*SELECTED PASSAGE*:
Skip to main content
FEATURE

Response: Where Decay Sleeps by Anna Cheung (Heather Parry)

BOLD / RESPONSES | As part of the Year of Stories, we are running a series of Responses, commissioning writers to respond to books from the Publishing Scotland membership, engaging with work in different ways. For March, we invite Heather Parry – author, founder of Extra Teeth magazine, and co-host of the Teenage Scream podcast – to write about Where Decay Sleeps, the gothic horror debut poetry collection by Anna Cheung, published by Haunt Publishing.

*

There is more to the gothic than just blood and guts. Yet the physicality of the gothic is an inextricable, tantalising part of it, one that all readers – and writers – of dark literature love to explore. The architecture of the body is the frame on which so much of this genre hangs; its visceral nature carries its radical potential. It loves to open the ribcage and make its readers stare at the breathing tissue within; to grab a beating heart and throw it on the pages of a book. Look here: do you see this? This is what life is. This is how things go. It holds its readers’ eyes open not only to the passions of life, but to its shadowed valleys; to it pain and trauma to its very end. From the very first book to call itself gothic – Walpole’s 18th century novel The Castle of Otranto – death, and the details of it, have been a driving force of our favourite narratives; a perfect platform on which to bring together lust and horror, marriage and hate, romance and hysteria. The body is the landscape against which all gothic books, like Anna Cheung’s first collection Where Decay Sleeps, are set.

*RECORDED DATA*:
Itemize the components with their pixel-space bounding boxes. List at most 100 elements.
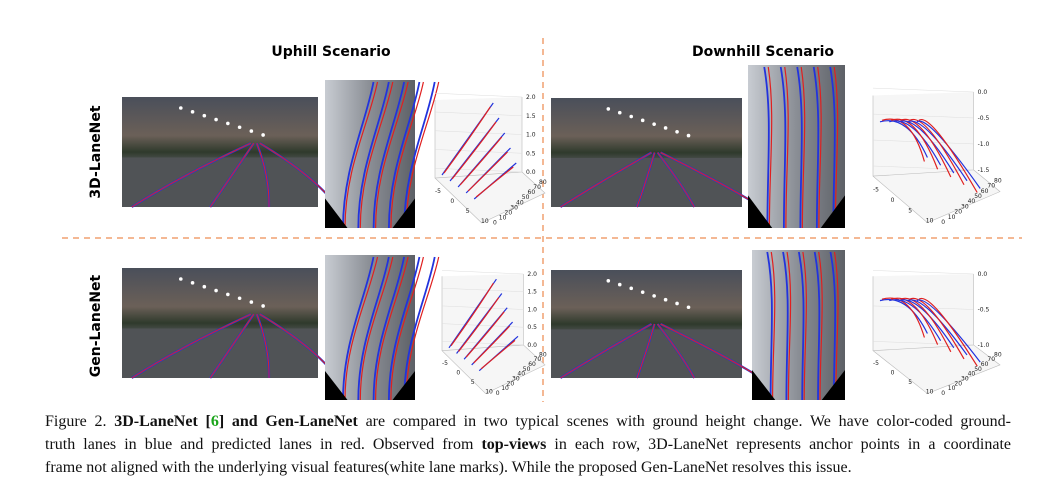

*SET TASK*: In the response to Where Decay Sleeps, which novel is named as the first book to call itself gothic?

*WRITTEN REPLY*: Walpole's 18th-century novel The Castle of Otranto.